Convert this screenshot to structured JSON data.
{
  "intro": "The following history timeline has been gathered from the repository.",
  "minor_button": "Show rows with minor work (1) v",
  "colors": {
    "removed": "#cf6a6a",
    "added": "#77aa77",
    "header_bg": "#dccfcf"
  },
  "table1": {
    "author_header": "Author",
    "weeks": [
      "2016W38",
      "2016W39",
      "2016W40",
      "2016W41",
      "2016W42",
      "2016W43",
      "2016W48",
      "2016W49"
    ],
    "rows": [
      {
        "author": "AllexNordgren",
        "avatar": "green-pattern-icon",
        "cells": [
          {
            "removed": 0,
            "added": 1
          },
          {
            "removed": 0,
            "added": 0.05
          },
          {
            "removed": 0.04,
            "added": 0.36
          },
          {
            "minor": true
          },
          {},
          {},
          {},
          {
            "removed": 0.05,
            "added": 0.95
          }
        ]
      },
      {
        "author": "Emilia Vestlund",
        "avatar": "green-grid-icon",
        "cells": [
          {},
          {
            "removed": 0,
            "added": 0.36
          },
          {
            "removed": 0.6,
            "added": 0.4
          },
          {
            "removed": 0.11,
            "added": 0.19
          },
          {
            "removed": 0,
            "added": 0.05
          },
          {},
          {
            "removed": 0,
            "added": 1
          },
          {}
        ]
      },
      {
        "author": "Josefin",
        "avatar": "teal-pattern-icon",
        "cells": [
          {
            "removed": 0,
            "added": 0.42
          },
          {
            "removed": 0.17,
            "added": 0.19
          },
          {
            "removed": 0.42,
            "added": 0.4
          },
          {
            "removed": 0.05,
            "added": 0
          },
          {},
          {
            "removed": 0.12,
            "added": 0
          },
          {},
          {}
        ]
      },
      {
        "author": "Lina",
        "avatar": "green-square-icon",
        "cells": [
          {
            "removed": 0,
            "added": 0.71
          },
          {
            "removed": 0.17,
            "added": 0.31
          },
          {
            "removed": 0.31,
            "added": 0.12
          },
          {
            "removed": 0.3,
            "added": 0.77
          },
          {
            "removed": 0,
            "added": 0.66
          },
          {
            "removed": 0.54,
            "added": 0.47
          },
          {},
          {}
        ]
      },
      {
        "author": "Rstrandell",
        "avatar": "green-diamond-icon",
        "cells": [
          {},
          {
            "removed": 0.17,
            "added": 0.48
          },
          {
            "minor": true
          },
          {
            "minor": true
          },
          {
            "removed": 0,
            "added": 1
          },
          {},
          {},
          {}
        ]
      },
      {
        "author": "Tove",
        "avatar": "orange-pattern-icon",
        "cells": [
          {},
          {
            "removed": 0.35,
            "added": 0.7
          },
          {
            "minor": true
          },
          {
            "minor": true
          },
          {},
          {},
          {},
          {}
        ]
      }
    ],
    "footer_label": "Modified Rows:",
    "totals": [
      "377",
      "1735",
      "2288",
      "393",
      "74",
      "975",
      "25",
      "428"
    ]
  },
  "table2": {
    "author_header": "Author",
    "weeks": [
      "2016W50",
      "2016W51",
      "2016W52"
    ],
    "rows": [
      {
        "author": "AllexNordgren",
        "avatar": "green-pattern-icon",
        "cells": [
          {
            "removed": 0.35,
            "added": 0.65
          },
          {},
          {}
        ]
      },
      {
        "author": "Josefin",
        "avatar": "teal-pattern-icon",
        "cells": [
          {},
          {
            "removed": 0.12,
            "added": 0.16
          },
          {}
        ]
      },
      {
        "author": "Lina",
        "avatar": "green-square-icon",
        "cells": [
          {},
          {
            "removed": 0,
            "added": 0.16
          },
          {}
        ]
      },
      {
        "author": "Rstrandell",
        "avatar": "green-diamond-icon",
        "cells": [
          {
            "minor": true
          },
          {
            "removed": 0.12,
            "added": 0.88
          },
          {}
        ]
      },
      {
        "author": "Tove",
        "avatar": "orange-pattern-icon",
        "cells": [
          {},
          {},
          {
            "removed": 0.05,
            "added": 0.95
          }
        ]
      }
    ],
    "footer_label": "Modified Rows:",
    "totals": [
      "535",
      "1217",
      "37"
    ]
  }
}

──────────────────────────────

*GIVEN TASK*: Faithfully reproduce all of the records, character for character.

*ANSWER TO THE PROBLEM*:
Convert this screenshot to structured JSON data.
{
  "intro": "The following history timeline has been gathered from the repository.",
  "minor_button": "Show rows with minor work (1) v",
  "colors": {
    "removed": "#cf6a6a",
    "added": "#77aa77",
    "header_bg": "#dccfcf"
  },
  "table1": {
    "author_header": "Author",
    "weeks": [
      "2016W38",
      "2016W39",
      "2016W40",
      "2016W41",
      "2016W42",
      "2016W43",
      "2016W48",
      "2016W49"
    ],
    "rows": [
      {
        "author": "AllexNordgren",
        "avatar": "green-pattern-icon",
        "cells": [
          {
            "removed": 0,
            "added": 1
          },
          {
            "removed": 0,
            "added": 0.05
          },
          {
            "removed": 0.04,
            "added": 0.36
          },
          {
            "minor": true
          },
          {},
          {},
          {},
          {
            "removed": 0.05,
            "added": 0.95
          }
        ]
      },
      {
        "author": "Emilia Vestlund",
        "avatar": "green-grid-icon",
        "cells": [
          {},
          {
            "removed": 0,
            "added": 0.36
          },
          {
            "removed": 0.6,
            "added": 0.4
          },
          {
            "removed": 0.11,
            "added": 0.19
          },
          {
            "removed": 0,
            "added": 0.05
          },
          {},
          {
            "removed": 0,
            "added": 1
          },
          {}
        ]
      },
      {
        "author": "Josefin",
        "avatar": "teal-pattern-icon",
        "cells": [
          {
            "removed": 0,
            "added": 0.42
          },
          {
            "removed": 0.17,
            "added": 0.19
          },
          {
            "removed": 0.42,
            "added": 0.4
          },
          {
            "removed": 0.05,
            "added": 0
          },
          {},
          {
            "removed": 0.12,
            "added": 0
          },
          {},
          {}
        ]
      },
      {
        "author": "Lina",
        "avatar": "green-square-icon",
        "cells": [
          {
            "removed": 0,
            "added": 0.71
          },
          {
            "removed": 0.17,
            "added": 0.31
          },
          {
            "removed": 0.31,
            "added": 0.12
          },
          {
            "removed": 0.3,
            "added": 0.77
          },
          {
            "removed": 0,
            "added": 0.66
          },
          {
            "removed": 0.54,
            "added": 0.47
          },
          {},
          {}
        ]
      },
      {
        "author": "Rstrandell",
        "avatar": "green-diamond-icon",
        "cells": [
          {},
          {
            "removed": 0.17,
            "added": 0.48
          },
          {
            "minor": true
          },
          {
            "minor": true
          },
          {
            "removed": 0,
            "added": 1
          },
          {},
          {},
          {}
        ]
      },
      {
        "author": "Tove",
        "avatar": "orange-pattern-icon",
        "cells": [
          {},
          {
            "removed": 0.35,
            "added": 0.7
          },
          {
            "minor": true
          },
          {
            "minor": true
          },
          {},
          {},
          {},
          {}
        ]
      }
    ],
    "footer_label": "Modified Rows:",
    "totals": [
      "377",
      "1735",
      "2288",
      "393",
      "74",
      "975",
      "25",
      "428"
    ]
  },
  "table2": {
    "author_header": "Author",
    "weeks": [
      "2016W50",
      "2016W51",
      "2016W52"
    ],
    "rows": [
      {
        "author": "AllexNordgren",
        "avatar": "green-pattern-icon",
        "cells": [
          {
            "removed": 0.35,
            "added": 0.65
          },
          {},
          {}
        ]
      },
      {
        "author": "Josefin",
        "avatar": "teal-pattern-icon",
        "cells": [
          {},
          {
            "removed": 0.12,
            "added": 0.16
          },
          {}
        ]
      },
      {
        "author": "Lina",
        "avatar": "green-square-icon",
        "cells": [
          {},
          {
            "removed": 0,
            "added": 0.16
          },
          {}
        ]
      },
      {
        "author": "Rstrandell",
        "avatar": "green-diamond-icon",
        "cells": [
          {
            "minor": true
          },
          {
            "removed": 0.12,
            "added": 0.88
          },
          {}
        ]
      },
      {
        "author": "Tove",
        "avatar": "orange-pattern-icon",
        "cells": [
          {},
          {},
          {
            "removed": 0.05,
            "added": 0.95
          }
        ]
      }
    ],
    "footer_label": "Modified Rows:",
    "totals": [
      "535",
      "1217",
      "37"
    ]
  }
}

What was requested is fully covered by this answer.